* **PROBLEM REQUIREMENTS**
Copy everything in the listing below word for word, apart from any images.

* **SUPPLIED DATA**
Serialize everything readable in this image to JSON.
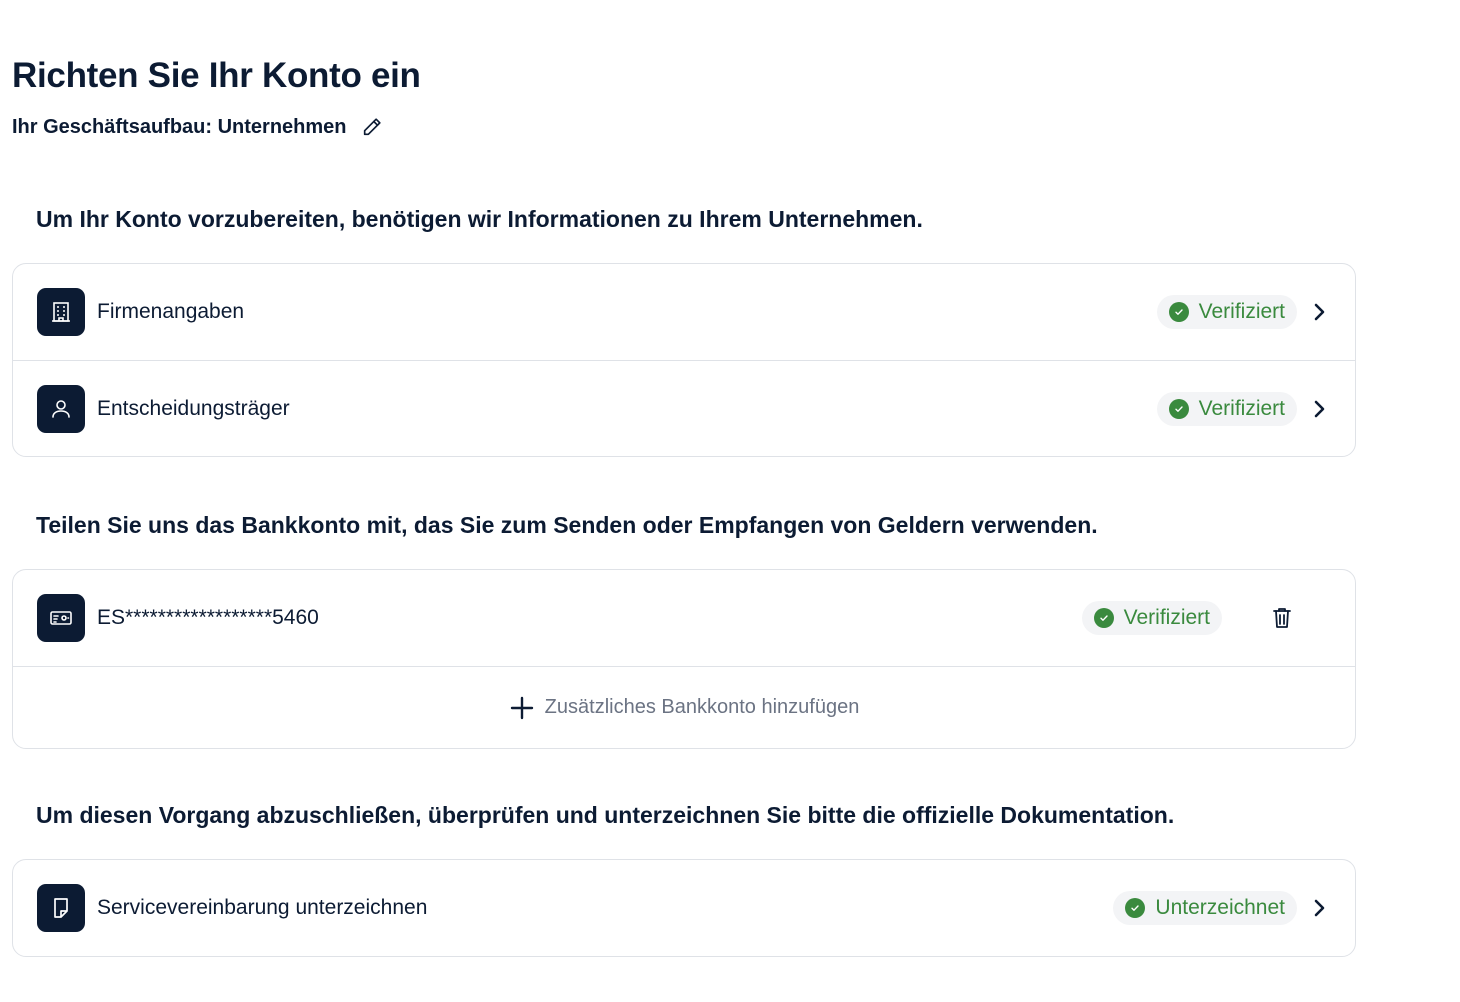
{
  "header": {
    "title": "Richten Sie Ihr Konto ein",
    "business_structure": "Ihr Geschäftsaufbau: Unternehmen"
  },
  "company_section": {
    "heading": "Um Ihr Konto vorzubereiten, benötigen wir Informationen zu Ihrem Unternehmen.",
    "items": [
      {
        "label": "Firmenangaben",
        "icon": "building-icon",
        "status": "Verifiziert"
      },
      {
        "label": "Entscheidungsträger",
        "icon": "person-icon",
        "status": "Verifiziert"
      }
    ]
  },
  "bank_section": {
    "heading": "Teilen Sie uns das Bankkonto mit, das Sie zum Senden oder Empfangen von Geldern verwenden.",
    "accounts": [
      {
        "label": "ES******************5460",
        "icon": "bank-card-icon",
        "status": "Verifiziert"
      }
    ],
    "add_label": "Zusätzliches Bankkonto hinzufügen"
  },
  "document_section": {
    "heading": "Um diesen Vorgang abzuschließen, überprüfen und unterzeichnen Sie bitte die offizielle Dokumentation.",
    "items": [
      {
        "label": "Servicevereinbarung unterzeichnen",
        "icon": "document-icon",
        "status": "Unterzeichnet"
      }
    ]
  },
  "colors": {
    "primary": "#0c1b33",
    "success": "#3a8a3e",
    "badge_bg": "#f3f4f6",
    "border": "#dfe2e7",
    "muted_text": "#6b7383"
  }
}
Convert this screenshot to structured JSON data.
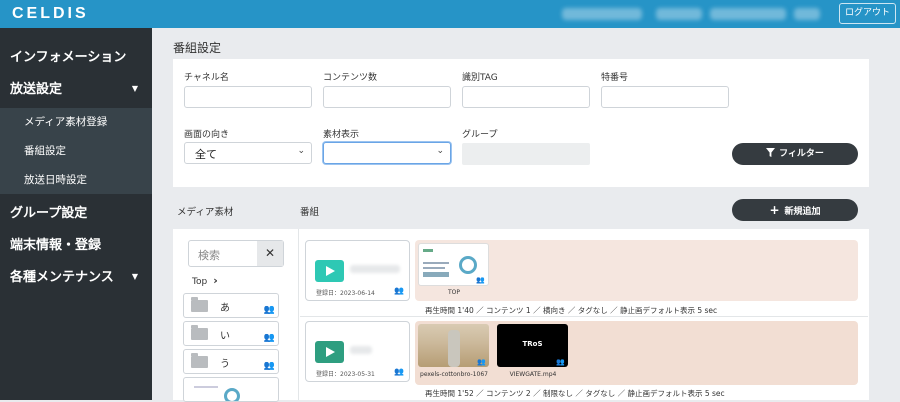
{
  "header": {
    "logo": "CELDIS",
    "logout_label": "ログアウト"
  },
  "sidebar": {
    "items": [
      {
        "label": "インフォメーション"
      },
      {
        "label": "放送設定",
        "caret": "▼"
      },
      {
        "label": "メディア素材登録"
      },
      {
        "label": "番組設定"
      },
      {
        "label": "放送日時設定"
      },
      {
        "label": "グループ設定"
      },
      {
        "label": "端末情報・登録"
      },
      {
        "label": "各種メンテナンス",
        "caret": "▼"
      }
    ]
  },
  "page": {
    "title": "番組設定"
  },
  "filters": {
    "channel_label": "チャネル名",
    "contents_label": "コンテンツ数",
    "tag_label": "識別TAG",
    "special_label": "特番号",
    "orientation_label": "画面の向き",
    "orientation_value": "全て",
    "material_label": "素材表示",
    "material_value": "",
    "group_label": "グループ",
    "filter_button": "フィルター"
  },
  "sections": {
    "media_label": "メディア素材",
    "program_label": "番組",
    "add_button": "新規追加"
  },
  "media": {
    "search_placeholder": "検索",
    "clear": "✕",
    "breadcrumb": "Top",
    "folders": [
      {
        "name": "あ"
      },
      {
        "name": "い"
      },
      {
        "name": "う"
      }
    ]
  },
  "programs": [
    {
      "date": "登録日：2023-06-14",
      "bg": "#f5e6df",
      "play_color": "#2ec8b4",
      "media": [
        {
          "caption": "TOP",
          "kind": "slide"
        }
      ],
      "info": "再生時間 1'40 ／ コンテンツ 1 ／ 横向き ／ タグなし ／ 静止画デフォルト表示 5 sec"
    },
    {
      "date": "登録日：2023-05-31",
      "bg": "#f2ded3",
      "play_color": "#2e9e80",
      "media": [
        {
          "caption": "pexels-cottonbro-1067",
          "kind": "photo"
        },
        {
          "caption": "VIEWGATE.mp4",
          "kind": "video",
          "text": "TRoS"
        }
      ],
      "info": "再生時間 1'52 ／ コンテンツ 2 ／ 制限なし ／ タグなし ／ 静止画デフォルト表示 5 sec"
    }
  ],
  "colors": {
    "accent": "#2694c7",
    "sidebar": "#2a3035",
    "group": "#3aa04a"
  }
}
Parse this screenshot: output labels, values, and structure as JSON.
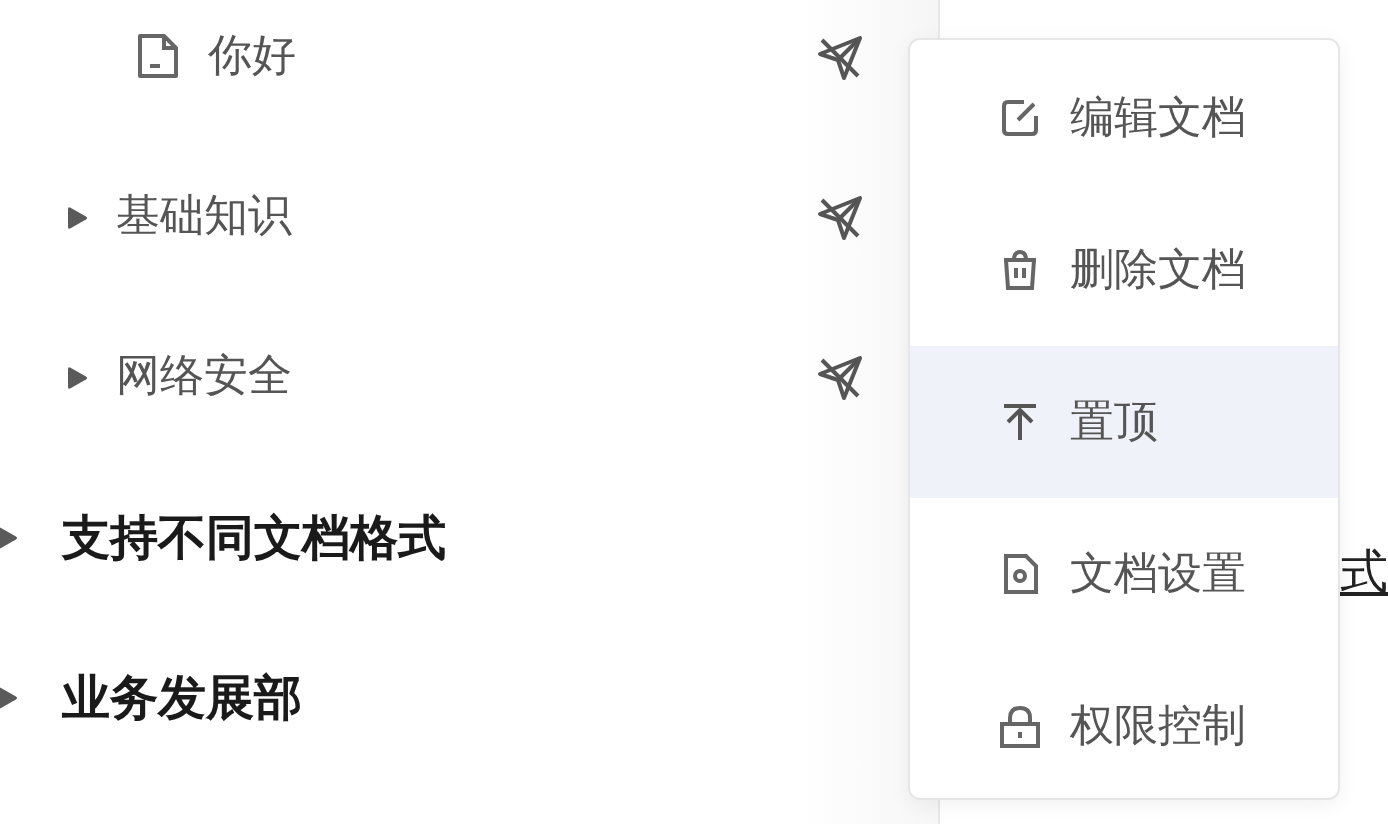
{
  "tree": [
    {
      "children": [
        {
          "children": [
            {
              "kind": "doc",
              "label": "你好"
            }
          ]
        },
        {
          "kind": "folder",
          "label": "基础知识",
          "expanded": false
        },
        {
          "kind": "folder",
          "label": "网络安全",
          "expanded": false
        }
      ]
    },
    {
      "kind": "folder",
      "label": "支持不同文档格式",
      "expanded": false
    },
    {
      "kind": "folder",
      "label": "业务发展部",
      "expanded": false
    }
  ],
  "context_menu": [
    {
      "kind": "edit",
      "label": "编辑文档",
      "selected": false
    },
    {
      "kind": "delete",
      "label": "删除文档",
      "selected": false
    },
    {
      "kind": "pin",
      "label": "置顶",
      "selected": true
    },
    {
      "kind": "settings",
      "label": "文档设置",
      "selected": false
    },
    {
      "kind": "lock",
      "label": "权限控制",
      "selected": false
    }
  ],
  "content": {
    "link": "式"
  }
}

* **EXERCISE OUTPUT**
Serialize everything readable in this image to JSON.
{
  "header": {
    "title": "Richten Sie Ihr Konto ein",
    "business_structure": "Ihr Geschäftsaufbau: Unternehmen"
  },
  "company_section": {
    "heading": "Um Ihr Konto vorzubereiten, benötigen wir Informationen zu Ihrem Unternehmen.",
    "items": [
      {
        "label": "Firmenangaben",
        "icon": "building-icon",
        "status": "Verifiziert"
      },
      {
        "label": "Entscheidungsträger",
        "icon": "person-icon",
        "status": "Verifiziert"
      }
    ]
  },
  "bank_section": {
    "heading": "Teilen Sie uns das Bankkonto mit, das Sie zum Senden oder Empfangen von Geldern verwenden.",
    "accounts": [
      {
        "label": "ES******************5460",
        "icon": "bank-card-icon",
        "status": "Verifiziert"
      }
    ],
    "add_label": "Zusätzliches Bankkonto hinzufügen"
  },
  "document_section": {
    "heading": "Um diesen Vorgang abzuschließen, überprüfen und unterzeichnen Sie bitte die offizielle Dokumentation.",
    "items": [
      {
        "label": "Servicevereinbarung unterzeichnen",
        "icon": "document-icon",
        "status": "Unterzeichnet"
      }
    ]
  },
  "colors": {
    "primary": "#0c1b33",
    "success": "#3a8a3e",
    "badge_bg": "#f3f4f6",
    "border": "#dfe2e7",
    "muted_text": "#6b7383"
  }
}
Convert this screenshot to structured JSON data.
{
  "header": {
    "logo": "CELDIS",
    "logout_label": "ログアウト"
  },
  "sidebar": {
    "items": [
      {
        "label": "インフォメーション"
      },
      {
        "label": "放送設定",
        "caret": "▼"
      },
      {
        "label": "メディア素材登録"
      },
      {
        "label": "番組設定"
      },
      {
        "label": "放送日時設定"
      },
      {
        "label": "グループ設定"
      },
      {
        "label": "端末情報・登録"
      },
      {
        "label": "各種メンテナンス",
        "caret": "▼"
      }
    ]
  },
  "page": {
    "title": "番組設定"
  },
  "filters": {
    "channel_label": "チャネル名",
    "contents_label": "コンテンツ数",
    "tag_label": "識別TAG",
    "special_label": "特番号",
    "orientation_label": "画面の向き",
    "orientation_value": "全て",
    "material_label": "素材表示",
    "material_value": "",
    "group_label": "グループ",
    "filter_button": "フィルター"
  },
  "sections": {
    "media_label": "メディア素材",
    "program_label": "番組",
    "add_button": "新規追加"
  },
  "media": {
    "search_placeholder": "検索",
    "clear": "✕",
    "breadcrumb": "Top",
    "folders": [
      {
        "name": "あ"
      },
      {
        "name": "い"
      },
      {
        "name": "う"
      }
    ]
  },
  "programs": [
    {
      "date": "登録日：2023-06-14",
      "bg": "#f5e6df",
      "play_color": "#2ec8b4",
      "media": [
        {
          "caption": "TOP",
          "kind": "slide"
        }
      ],
      "info": "再生時間 1'40 ／ コンテンツ 1 ／ 横向き ／ タグなし ／ 静止画デフォルト表示 5 sec"
    },
    {
      "date": "登録日：2023-05-31",
      "bg": "#f2ded3",
      "play_color": "#2e9e80",
      "media": [
        {
          "caption": "pexels-cottonbro-1067",
          "kind": "photo"
        },
        {
          "caption": "VIEWGATE.mp4",
          "kind": "video",
          "text": "TRoS"
        }
      ],
      "info": "再生時間 1'52 ／ コンテンツ 2 ／ 制限なし ／ タグなし ／ 静止画デフォルト表示 5 sec"
    }
  ],
  "colors": {
    "accent": "#2694c7",
    "sidebar": "#2a3035",
    "group": "#3aa04a"
  }
}
Parse this screenshot: output labels, values, and structure as JSON.
{
  "tree": [
    {
      "children": [
        {
          "children": [
            {
              "kind": "doc",
              "label": "你好"
            }
          ]
        },
        {
          "kind": "folder",
          "label": "基础知识",
          "expanded": false
        },
        {
          "kind": "folder",
          "label": "网络安全",
          "expanded": false
        }
      ]
    },
    {
      "kind": "folder",
      "label": "支持不同文档格式",
      "expanded": false
    },
    {
      "kind": "folder",
      "label": "业务发展部",
      "expanded": false
    }
  ],
  "context_menu": [
    {
      "kind": "edit",
      "label": "编辑文档",
      "selected": false
    },
    {
      "kind": "delete",
      "label": "删除文档",
      "selected": false
    },
    {
      "kind": "pin",
      "label": "置顶",
      "selected": true
    },
    {
      "kind": "settings",
      "label": "文档设置",
      "selected": false
    },
    {
      "kind": "lock",
      "label": "权限控制",
      "selected": false
    }
  ],
  "content": {
    "link": "式"
  }
}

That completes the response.